Work to do - Reproduce the listing below exactly, minus its pictures.

---

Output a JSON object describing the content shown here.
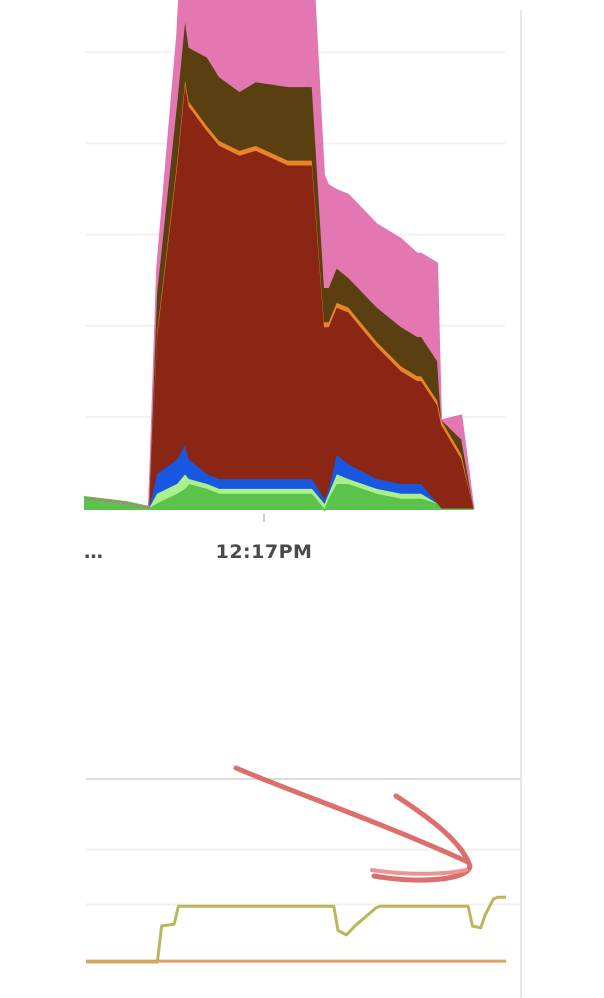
{
  "chart_data": [
    {
      "type": "area",
      "stacked": true,
      "grid": true,
      "x_ticks": [
        {
          "label": "12:17PM",
          "t": 0.44
        },
        {
          "label": "…",
          "t": 0.0
        }
      ],
      "x": [
        0.0,
        0.1,
        0.155,
        0.175,
        0.225,
        0.245,
        0.255,
        0.3,
        0.33,
        0.38,
        0.42,
        0.5,
        0.56,
        0.59,
        0.6,
        0.62,
        0.65,
        0.72,
        0.78,
        0.82,
        0.83,
        0.87,
        0.88,
        0.93,
        0.96
      ],
      "y_range": [
        0,
        100
      ],
      "series": [
        {
          "color": "#5bc24a",
          "values": [
            2,
            1,
            0,
            1,
            3,
            4,
            5,
            4,
            3,
            3,
            3,
            3,
            3,
            0,
            2,
            5,
            5,
            3,
            2,
            2,
            2,
            1,
            0,
            0,
            0
          ]
        },
        {
          "color": "#a9f08c",
          "values": [
            0,
            0,
            0,
            2,
            2,
            3,
            1,
            1,
            1,
            1,
            1,
            1,
            1,
            1,
            1,
            2,
            1,
            1,
            1,
            1,
            1,
            0,
            0,
            0,
            0
          ]
        },
        {
          "color": "#1858e0",
          "values": [
            0,
            0,
            0,
            4,
            5,
            6,
            4,
            2,
            2,
            2,
            2,
            2,
            2,
            1,
            1,
            4,
            3,
            2,
            2,
            2,
            2,
            0,
            0,
            0,
            0
          ]
        },
        {
          "color": "#8b2514",
          "values": [
            0,
            0,
            0,
            28,
            60,
            74,
            72,
            70,
            68,
            66,
            67,
            64,
            64,
            35,
            33,
            30,
            31,
            27,
            23,
            21,
            21,
            20,
            17,
            10,
            0
          ]
        },
        {
          "color": "#e7842c",
          "values": [
            0,
            0,
            0,
            1,
            1,
            1,
            1,
            1,
            1,
            1,
            1,
            1,
            1,
            1,
            1,
            1,
            1,
            1,
            1,
            1,
            1,
            1,
            1,
            1,
            0
          ]
        },
        {
          "color": "#5a3f10",
          "values": [
            0,
            0,
            0,
            8,
            12,
            12,
            11,
            14,
            13,
            12,
            13,
            15,
            15,
            7,
            7,
            7,
            6,
            7,
            8,
            8,
            8,
            8,
            0,
            3,
            0
          ]
        },
        {
          "color": "#e277b2",
          "values": [
            0,
            0,
            0,
            5,
            14,
            30,
            31,
            28,
            28,
            27,
            26,
            29,
            29,
            23,
            21,
            16,
            17,
            17,
            18,
            17,
            17,
            20,
            0,
            5,
            0
          ]
        }
      ]
    },
    {
      "type": "line",
      "grid": true,
      "x": [
        0.0,
        0.17,
        0.18,
        0.21,
        0.22,
        0.59,
        0.6,
        0.62,
        0.64,
        0.69,
        0.7,
        0.74,
        0.91,
        0.92,
        0.94,
        0.95,
        0.97,
        0.98,
        1.0
      ],
      "y_range": [
        0,
        100
      ],
      "series": [
        {
          "color": "#b9b65c",
          "values": [
            0,
            0,
            40,
            42,
            62,
            62,
            35,
            30,
            40,
            60,
            62,
            62,
            62,
            40,
            38,
            52,
            70,
            72,
            72
          ]
        },
        {
          "color": "#e1a060",
          "values": [
            1,
            1,
            1,
            1,
            1,
            1,
            1,
            1,
            1,
            1,
            1,
            1,
            1,
            1,
            1,
            1,
            1,
            1,
            1
          ]
        }
      ]
    }
  ]
}
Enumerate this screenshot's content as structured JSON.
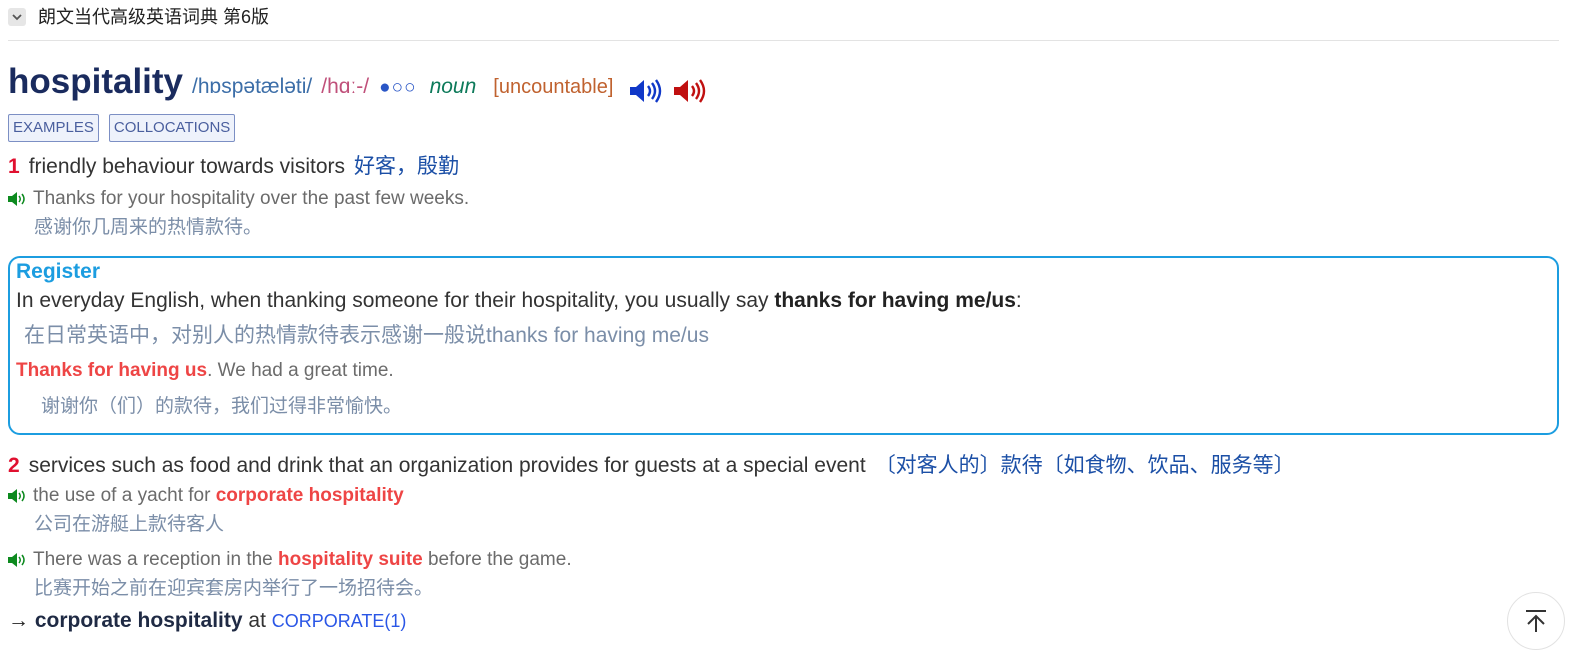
{
  "header": {
    "title": "朗文当代高级英语词典 第6版",
    "collapse_icon": "chevron-down-icon"
  },
  "entry": {
    "headword": "hospitality",
    "pron_br": "/hɒspətæləti/",
    "pron_am": "/hɑː-/",
    "frequency": "●○○",
    "pos": "noun",
    "grammar": "[uncountable]",
    "audio_br_icon": "speaker-blue-icon",
    "audio_am_icon": "speaker-red-icon",
    "tabs": [
      "EXAMPLES",
      "COLLOCATIONS"
    ],
    "senses": [
      {
        "num": "1",
        "definition": "friendly behaviour towards visitors",
        "translation": "好客，殷勤",
        "examples": [
          {
            "text": "Thanks for your hospitality over the past few weeks.",
            "translation": "感谢你几周来的热情款待。"
          }
        ]
      },
      {
        "num": "2",
        "definition": "services such as food and drink that an organization provides for guests at a special event",
        "translation": "〔对客人的〕款待〔如食物、饮品、服务等〕",
        "examples": [
          {
            "before": "the use of a yacht for ",
            "highlight": "corporate hospitality",
            "after": "",
            "translation": "公司在游艇上款待客人"
          },
          {
            "before": "There was a reception in the ",
            "highlight": "hospitality suite",
            "after": " before the game.",
            "translation": "比赛开始之前在迎宾套房内举行了一场招待会。"
          }
        ]
      }
    ],
    "register_note": {
      "title": "Register",
      "body_before": "In everyday English, when thanking someone for their hospitality, you usually say ",
      "body_bold": "thanks for having me/us",
      "body_after": ":",
      "body_translation": "在日常英语中，对别人的热情款待表示感谢一般说thanks for having me/us",
      "example_highlight": "Thanks for having us",
      "example_rest": ". We had a great time.",
      "example_translation": "谢谢你（们）的款待，我们过得非常愉快。"
    },
    "cross_ref": {
      "arrow": "→",
      "phrase": "corporate hospitality",
      "at": "at",
      "link": "CORPORATE(1)"
    }
  },
  "back_to_top_icon": "arrow-up-to-top-icon",
  "colors": {
    "headword": "#1a2b5e",
    "sense_number": "#e0102f",
    "highlight": "#ee4545",
    "note_border": "#1c9de0",
    "translation": "#7b8ea8",
    "link": "#2a56e6"
  }
}
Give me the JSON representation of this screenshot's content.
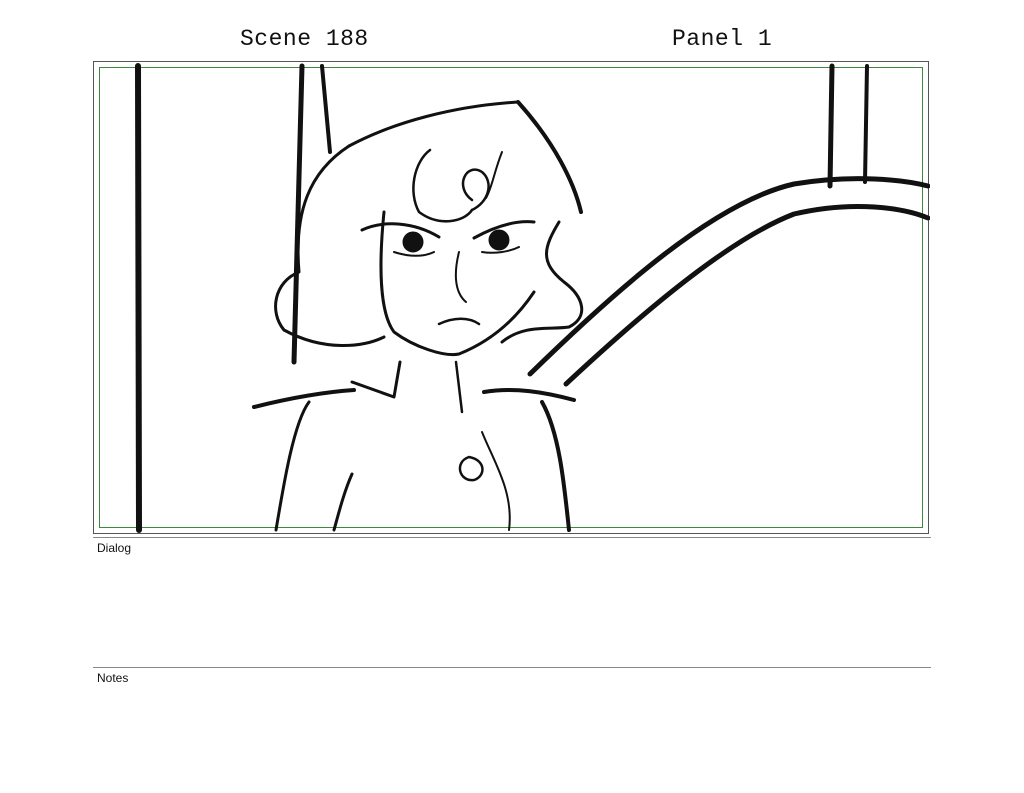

---

Exercise output -
Output a JSON object describing the content shown here.
{
  "chart_data": [
    {
      "type": "area",
      "stacked": true,
      "grid": true,
      "x_ticks": [
        {
          "label": "12:17PM",
          "t": 0.44
        },
        {
          "label": "…",
          "t": 0.0
        }
      ],
      "x": [
        0.0,
        0.1,
        0.155,
        0.175,
        0.225,
        0.245,
        0.255,
        0.3,
        0.33,
        0.38,
        0.42,
        0.5,
        0.56,
        0.59,
        0.6,
        0.62,
        0.65,
        0.72,
        0.78,
        0.82,
        0.83,
        0.87,
        0.88,
        0.93,
        0.96
      ],
      "y_range": [
        0,
        100
      ],
      "series": [
        {
          "color": "#5bc24a",
          "values": [
            2,
            1,
            0,
            1,
            3,
            4,
            5,
            4,
            3,
            3,
            3,
            3,
            3,
            0,
            2,
            5,
            5,
            3,
            2,
            2,
            2,
            1,
            0,
            0,
            0
          ]
        },
        {
          "color": "#a9f08c",
          "values": [
            0,
            0,
            0,
            2,
            2,
            3,
            1,
            1,
            1,
            1,
            1,
            1,
            1,
            1,
            1,
            2,
            1,
            1,
            1,
            1,
            1,
            0,
            0,
            0,
            0
          ]
        },
        {
          "color": "#1858e0",
          "values": [
            0,
            0,
            0,
            4,
            5,
            6,
            4,
            2,
            2,
            2,
            2,
            2,
            2,
            1,
            1,
            4,
            3,
            2,
            2,
            2,
            2,
            0,
            0,
            0,
            0
          ]
        },
        {
          "color": "#8b2514",
          "values": [
            0,
            0,
            0,
            28,
            60,
            74,
            72,
            70,
            68,
            66,
            67,
            64,
            64,
            35,
            33,
            30,
            31,
            27,
            23,
            21,
            21,
            20,
            17,
            10,
            0
          ]
        },
        {
          "color": "#e7842c",
          "values": [
            0,
            0,
            0,
            1,
            1,
            1,
            1,
            1,
            1,
            1,
            1,
            1,
            1,
            1,
            1,
            1,
            1,
            1,
            1,
            1,
            1,
            1,
            1,
            1,
            0
          ]
        },
        {
          "color": "#5a3f10",
          "values": [
            0,
            0,
            0,
            8,
            12,
            12,
            11,
            14,
            13,
            12,
            13,
            15,
            15,
            7,
            7,
            7,
            6,
            7,
            8,
            8,
            8,
            8,
            0,
            3,
            0
          ]
        },
        {
          "color": "#e277b2",
          "values": [
            0,
            0,
            0,
            5,
            14,
            30,
            31,
            28,
            28,
            27,
            26,
            29,
            29,
            23,
            21,
            16,
            17,
            17,
            18,
            17,
            17,
            20,
            0,
            5,
            0
          ]
        }
      ]
    },
    {
      "type": "line",
      "grid": true,
      "x": [
        0.0,
        0.17,
        0.18,
        0.21,
        0.22,
        0.59,
        0.6,
        0.62,
        0.64,
        0.69,
        0.7,
        0.74,
        0.91,
        0.92,
        0.94,
        0.95,
        0.97,
        0.98,
        1.0
      ],
      "y_range": [
        0,
        100
      ],
      "series": [
        {
          "color": "#b9b65c",
          "values": [
            0,
            0,
            40,
            42,
            62,
            62,
            35,
            30,
            40,
            60,
            62,
            62,
            62,
            40,
            38,
            52,
            70,
            72,
            72
          ]
        },
        {
          "color": "#e1a060",
          "values": [
            1,
            1,
            1,
            1,
            1,
            1,
            1,
            1,
            1,
            1,
            1,
            1,
            1,
            1,
            1,
            1,
            1,
            1,
            1
          ]
        }
      ]
    }
  ]
}
Enumerate this screenshot's content as structured JSON.
{
  "header": {
    "title": "朗文当代高级英语词典 第6版",
    "collapse_icon": "chevron-down-icon"
  },
  "entry": {
    "headword": "hospitality",
    "pron_br": "/hɒspətæləti/",
    "pron_am": "/hɑː-/",
    "frequency": "●○○",
    "pos": "noun",
    "grammar": "[uncountable]",
    "audio_br_icon": "speaker-blue-icon",
    "audio_am_icon": "speaker-red-icon",
    "tabs": [
      "EXAMPLES",
      "COLLOCATIONS"
    ],
    "senses": [
      {
        "num": "1",
        "definition": "friendly behaviour towards visitors",
        "translation": "好客，殷勤",
        "examples": [
          {
            "text": "Thanks for your hospitality over the past few weeks.",
            "translation": "感谢你几周来的热情款待。"
          }
        ]
      },
      {
        "num": "2",
        "definition": "services such as food and drink that an organization provides for guests at a special event",
        "translation": "〔对客人的〕款待〔如食物、饮品、服务等〕",
        "examples": [
          {
            "before": "the use of a yacht for ",
            "highlight": "corporate hospitality",
            "after": "",
            "translation": "公司在游艇上款待客人"
          },
          {
            "before": "There was a reception in the ",
            "highlight": "hospitality suite",
            "after": " before the game.",
            "translation": "比赛开始之前在迎宾套房内举行了一场招待会。"
          }
        ]
      }
    ],
    "register_note": {
      "title": "Register",
      "body_before": "In everyday English, when thanking someone for their hospitality, you usually say ",
      "body_bold": "thanks for having me/us",
      "body_after": ":",
      "body_translation": "在日常英语中，对别人的热情款待表示感谢一般说thanks for having me/us",
      "example_highlight": "Thanks for having us",
      "example_rest": ". We had a great time.",
      "example_translation": "谢谢你（们）的款待，我们过得非常愉快。"
    },
    "cross_ref": {
      "arrow": "→",
      "phrase": "corporate hospitality",
      "at": "at",
      "link": "CORPORATE(1)"
    }
  },
  "back_to_top_icon": "arrow-up-to-top-icon",
  "colors": {
    "headword": "#1a2b5e",
    "sense_number": "#e0102f",
    "highlight": "#ee4545",
    "note_border": "#1c9de0",
    "translation": "#7b8ea8",
    "link": "#2a56e6"
  }
}
Give me the JSON representation of this screenshot's content.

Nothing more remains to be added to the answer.